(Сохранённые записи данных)

╔══

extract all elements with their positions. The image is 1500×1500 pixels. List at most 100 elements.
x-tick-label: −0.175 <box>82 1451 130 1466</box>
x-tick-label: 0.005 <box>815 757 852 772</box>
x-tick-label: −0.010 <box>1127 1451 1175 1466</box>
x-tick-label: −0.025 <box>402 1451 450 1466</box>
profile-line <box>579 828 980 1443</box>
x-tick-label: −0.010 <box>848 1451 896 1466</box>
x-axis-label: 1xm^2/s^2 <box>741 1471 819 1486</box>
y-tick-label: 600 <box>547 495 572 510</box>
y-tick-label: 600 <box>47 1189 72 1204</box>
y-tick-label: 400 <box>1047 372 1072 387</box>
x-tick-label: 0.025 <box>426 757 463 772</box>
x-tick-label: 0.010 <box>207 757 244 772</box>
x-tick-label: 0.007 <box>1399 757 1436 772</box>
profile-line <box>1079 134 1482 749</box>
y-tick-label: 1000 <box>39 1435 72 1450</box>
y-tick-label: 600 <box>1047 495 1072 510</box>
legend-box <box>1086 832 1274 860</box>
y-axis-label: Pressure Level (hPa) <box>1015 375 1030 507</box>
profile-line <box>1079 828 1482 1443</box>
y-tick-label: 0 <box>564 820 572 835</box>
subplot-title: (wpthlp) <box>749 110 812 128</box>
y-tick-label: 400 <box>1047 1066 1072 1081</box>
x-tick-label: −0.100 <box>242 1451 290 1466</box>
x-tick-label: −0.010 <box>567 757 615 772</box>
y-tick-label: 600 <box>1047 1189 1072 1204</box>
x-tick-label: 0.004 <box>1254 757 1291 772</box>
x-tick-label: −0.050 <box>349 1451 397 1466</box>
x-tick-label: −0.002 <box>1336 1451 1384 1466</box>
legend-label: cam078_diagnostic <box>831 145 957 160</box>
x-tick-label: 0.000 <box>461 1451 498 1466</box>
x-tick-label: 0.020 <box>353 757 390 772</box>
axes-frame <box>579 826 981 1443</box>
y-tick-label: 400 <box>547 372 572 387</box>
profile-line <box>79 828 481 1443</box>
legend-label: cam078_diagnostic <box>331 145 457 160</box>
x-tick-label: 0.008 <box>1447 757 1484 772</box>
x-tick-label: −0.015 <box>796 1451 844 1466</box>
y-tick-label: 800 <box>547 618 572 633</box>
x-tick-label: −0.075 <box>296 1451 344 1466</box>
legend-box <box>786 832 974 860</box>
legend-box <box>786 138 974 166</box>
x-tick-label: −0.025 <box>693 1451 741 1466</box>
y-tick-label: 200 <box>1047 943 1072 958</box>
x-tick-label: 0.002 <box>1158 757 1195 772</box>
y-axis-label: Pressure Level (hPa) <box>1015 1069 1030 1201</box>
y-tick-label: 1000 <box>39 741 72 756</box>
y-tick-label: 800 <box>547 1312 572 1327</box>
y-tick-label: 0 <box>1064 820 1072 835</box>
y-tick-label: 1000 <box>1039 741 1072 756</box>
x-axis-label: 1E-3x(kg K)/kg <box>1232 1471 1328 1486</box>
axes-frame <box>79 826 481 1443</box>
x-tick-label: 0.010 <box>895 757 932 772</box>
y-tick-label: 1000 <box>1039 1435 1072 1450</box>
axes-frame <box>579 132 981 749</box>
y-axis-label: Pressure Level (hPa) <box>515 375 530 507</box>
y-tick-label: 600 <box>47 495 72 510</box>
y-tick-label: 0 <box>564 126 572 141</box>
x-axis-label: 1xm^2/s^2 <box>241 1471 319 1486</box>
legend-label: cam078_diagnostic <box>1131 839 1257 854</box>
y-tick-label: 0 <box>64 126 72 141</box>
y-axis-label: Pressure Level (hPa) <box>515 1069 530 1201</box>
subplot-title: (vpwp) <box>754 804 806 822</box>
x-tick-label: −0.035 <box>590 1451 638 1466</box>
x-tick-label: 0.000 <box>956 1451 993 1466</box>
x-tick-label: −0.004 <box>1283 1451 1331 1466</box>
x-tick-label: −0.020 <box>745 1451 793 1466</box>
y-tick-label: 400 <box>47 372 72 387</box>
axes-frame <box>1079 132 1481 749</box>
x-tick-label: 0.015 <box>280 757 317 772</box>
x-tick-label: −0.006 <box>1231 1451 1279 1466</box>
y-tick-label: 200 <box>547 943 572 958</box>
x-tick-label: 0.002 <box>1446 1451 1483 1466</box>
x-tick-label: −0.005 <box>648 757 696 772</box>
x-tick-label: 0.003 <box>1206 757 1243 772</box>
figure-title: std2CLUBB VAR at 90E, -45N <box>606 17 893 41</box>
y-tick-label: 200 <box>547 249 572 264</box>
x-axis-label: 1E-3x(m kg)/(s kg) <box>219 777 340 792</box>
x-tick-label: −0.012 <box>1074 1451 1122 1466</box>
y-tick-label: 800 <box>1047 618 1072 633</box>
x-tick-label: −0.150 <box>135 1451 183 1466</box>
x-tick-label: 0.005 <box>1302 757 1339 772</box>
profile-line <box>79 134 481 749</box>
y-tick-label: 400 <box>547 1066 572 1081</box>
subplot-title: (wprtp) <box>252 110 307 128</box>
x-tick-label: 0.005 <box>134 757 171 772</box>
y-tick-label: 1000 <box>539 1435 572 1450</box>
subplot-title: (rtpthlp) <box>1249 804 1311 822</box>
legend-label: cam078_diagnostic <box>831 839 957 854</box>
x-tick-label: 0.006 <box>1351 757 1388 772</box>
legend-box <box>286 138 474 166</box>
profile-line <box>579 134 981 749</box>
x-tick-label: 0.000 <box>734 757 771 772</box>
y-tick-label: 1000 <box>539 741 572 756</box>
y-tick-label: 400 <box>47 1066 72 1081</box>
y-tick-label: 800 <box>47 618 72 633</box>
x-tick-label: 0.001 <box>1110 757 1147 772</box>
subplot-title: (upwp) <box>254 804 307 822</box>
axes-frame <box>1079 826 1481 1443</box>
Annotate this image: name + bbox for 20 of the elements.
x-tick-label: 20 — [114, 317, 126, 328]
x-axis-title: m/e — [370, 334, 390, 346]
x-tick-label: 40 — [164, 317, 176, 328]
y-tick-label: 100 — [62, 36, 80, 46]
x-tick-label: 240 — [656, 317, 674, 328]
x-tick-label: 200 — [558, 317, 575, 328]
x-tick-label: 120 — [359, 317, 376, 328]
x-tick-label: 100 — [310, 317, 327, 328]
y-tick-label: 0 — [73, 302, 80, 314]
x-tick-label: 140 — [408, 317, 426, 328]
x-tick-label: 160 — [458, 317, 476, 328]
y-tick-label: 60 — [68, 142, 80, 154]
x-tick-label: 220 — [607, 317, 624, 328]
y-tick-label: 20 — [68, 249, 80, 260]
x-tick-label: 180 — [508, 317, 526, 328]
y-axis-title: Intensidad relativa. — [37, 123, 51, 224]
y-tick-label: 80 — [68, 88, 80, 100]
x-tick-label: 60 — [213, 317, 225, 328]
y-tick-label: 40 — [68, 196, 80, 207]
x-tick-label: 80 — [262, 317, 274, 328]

╚══

# [Что требуется]
Пожалуйста, замените во всех записях «profile-line» на «profile-curve» и приведите строки целиком, больше ничего в них не меняя.

# [Ответ на задание]
extract all elements with their positions. The image is 1500×1500 pixels. List at most 100 elements.
x-tick-label: −0.175 <box>82 1451 130 1466</box>
x-tick-label: 0.005 <box>815 757 852 772</box>
x-tick-label: −0.010 <box>1127 1451 1175 1466</box>
x-tick-label: −0.025 <box>402 1451 450 1466</box>
profile-curve <box>579 828 980 1443</box>
x-tick-label: −0.010 <box>848 1451 896 1466</box>
x-axis-label: 1xm^2/s^2 <box>741 1471 819 1486</box>
y-tick-label: 600 <box>547 495 572 510</box>
y-tick-label: 600 <box>47 1189 72 1204</box>
y-tick-label: 400 <box>1047 372 1072 387</box>
x-tick-label: 0.025 <box>426 757 463 772</box>
x-tick-label: 0.010 <box>207 757 244 772</box>
x-tick-label: 0.007 <box>1399 757 1436 772</box>
profile-curve <box>1079 134 1482 749</box>
y-tick-label: 1000 <box>39 1435 72 1450</box>
y-tick-label: 600 <box>1047 495 1072 510</box>
legend-box <box>1086 832 1274 860</box>
y-axis-label: Pressure Level (hPa) <box>1015 375 1030 507</box>
profile-curve <box>1079 828 1482 1443</box>
y-tick-label: 0 <box>564 820 572 835</box>
subplot-title: (wpthlp) <box>749 110 812 128</box>
y-tick-label: 400 <box>1047 1066 1072 1081</box>
x-tick-label: −0.100 <box>242 1451 290 1466</box>
x-tick-label: −0.010 <box>567 757 615 772</box>
y-tick-label: 600 <box>1047 1189 1072 1204</box>
x-tick-label: 0.004 <box>1254 757 1291 772</box>
x-tick-label: −0.050 <box>349 1451 397 1466</box>
x-tick-label: −0.002 <box>1336 1451 1384 1466</box>
legend-label: cam078_diagnostic <box>831 145 957 160</box>
x-tick-label: 0.000 <box>461 1451 498 1466</box>
x-tick-label: 0.020 <box>353 757 390 772</box>
axes-frame <box>579 826 981 1443</box>
y-tick-label: 400 <box>547 372 572 387</box>
profile-curve <box>79 828 481 1443</box>
legend-label: cam078_diagnostic <box>331 145 457 160</box>
x-tick-label: 0.008 <box>1447 757 1484 772</box>
x-tick-label: −0.015 <box>796 1451 844 1466</box>
y-tick-label: 800 <box>547 618 572 633</box>
x-tick-label: −0.075 <box>296 1451 344 1466</box>
legend-box <box>786 832 974 860</box>
legend-box <box>786 138 974 166</box>
x-tick-label: −0.025 <box>693 1451 741 1466</box>
y-tick-label: 200 <box>1047 943 1072 958</box>
x-tick-label: 0.002 <box>1158 757 1195 772</box>
y-axis-label: Pressure Level (hPa) <box>1015 1069 1030 1201</box>
y-tick-label: 1000 <box>39 741 72 756</box>
y-tick-label: 800 <box>547 1312 572 1327</box>
y-tick-label: 0 <box>1064 820 1072 835</box>
y-tick-label: 1000 <box>1039 741 1072 756</box>
x-axis-label: 1E-3x(kg K)/kg <box>1232 1471 1328 1486</box>
axes-frame <box>79 826 481 1443</box>
x-tick-label: 0.010 <box>895 757 932 772</box>
y-tick-label: 1000 <box>1039 1435 1072 1450</box>
axes-frame <box>579 132 981 749</box>
y-axis-label: Pressure Level (hPa) <box>515 375 530 507</box>
y-tick-label: 600 <box>47 495 72 510</box>
y-tick-label: 0 <box>564 126 572 141</box>
x-axis-label: 1xm^2/s^2 <box>241 1471 319 1486</box>
legend-label: cam078_diagnostic <box>1131 839 1257 854</box>
y-tick-label: 0 <box>64 126 72 141</box>
y-axis-label: Pressure Level (hPa) <box>515 1069 530 1201</box>
subplot-title: (vpwp) <box>754 804 806 822</box>
x-tick-label: −0.035 <box>590 1451 638 1466</box>
x-tick-label: 0.000 <box>956 1451 993 1466</box>
x-tick-label: −0.004 <box>1283 1451 1331 1466</box>
x-tick-label: −0.020 <box>745 1451 793 1466</box>
y-tick-label: 400 <box>47 372 72 387</box>
axes-frame <box>1079 132 1481 749</box>
x-tick-label: 0.015 <box>280 757 317 772</box>
x-tick-label: −0.006 <box>1231 1451 1279 1466</box>
y-tick-label: 200 <box>547 943 572 958</box>
x-tick-label: 0.002 <box>1446 1451 1483 1466</box>
x-tick-label: −0.005 <box>648 757 696 772</box>
x-tick-label: 0.003 <box>1206 757 1243 772</box>
figure-title: std2CLUBB VAR at 90E, -45N <box>606 17 893 41</box>
y-tick-label: 200 <box>547 249 572 264</box>
x-axis-label: 1E-3x(m kg)/(s kg) <box>219 777 340 792</box>
x-tick-label: −0.012 <box>1074 1451 1122 1466</box>
y-tick-label: 800 <box>1047 618 1072 633</box>
x-tick-label: −0.150 <box>135 1451 183 1466</box>
x-tick-label: 0.005 <box>1302 757 1339 772</box>
profile-curve <box>79 134 481 749</box>
y-tick-label: 400 <box>547 1066 572 1081</box>
subplot-title: (wprtp) <box>252 110 307 128</box>
x-tick-label: 0.005 <box>134 757 171 772</box>
y-tick-label: 1000 <box>539 1435 572 1450</box>
subplot-title: (rtpthlp) <box>1249 804 1311 822</box>
legend-label: cam078_diagnostic <box>831 839 957 854</box>
x-tick-label: 0.006 <box>1351 757 1388 772</box>
legend-box <box>286 138 474 166</box>
profile-curve <box>579 134 981 749</box>
x-tick-label: 0.000 <box>734 757 771 772</box>
y-tick-label: 1000 <box>539 741 572 756</box>
y-tick-label: 400 <box>47 1066 72 1081</box>
y-tick-label: 800 <box>47 618 72 633</box>
x-tick-label: 0.001 <box>1110 757 1147 772</box>
subplot-title: (upwp) <box>254 804 307 822</box>
axes-frame <box>1079 826 1481 1443</box>
Annotate this image: name + bbox for 20 of the elements.
x-tick-label: 20 — [114, 317, 126, 328]
x-axis-title: m/e — [370, 334, 390, 346]
x-tick-label: 40 — [164, 317, 176, 328]
y-tick-label: 100 — [62, 36, 80, 46]
x-tick-label: 240 — [656, 317, 674, 328]
x-tick-label: 200 — [558, 317, 575, 328]
x-tick-label: 120 — [359, 317, 376, 328]
x-tick-label: 100 — [310, 317, 327, 328]
y-tick-label: 0 — [73, 302, 80, 314]
x-tick-label: 140 — [408, 317, 426, 328]
x-tick-label: 160 — [458, 317, 476, 328]
y-tick-label: 60 — [68, 142, 80, 154]
x-tick-label: 220 — [607, 317, 624, 328]
y-tick-label: 20 — [68, 249, 80, 260]
x-tick-label: 180 — [508, 317, 526, 328]
y-axis-title: Intensidad relativa. — [37, 123, 51, 224]
y-tick-label: 80 — [68, 88, 80, 100]
x-tick-label: 60 — [213, 317, 225, 328]
y-tick-label: 40 — [68, 196, 80, 207]
x-tick-label: 80 — [262, 317, 274, 328]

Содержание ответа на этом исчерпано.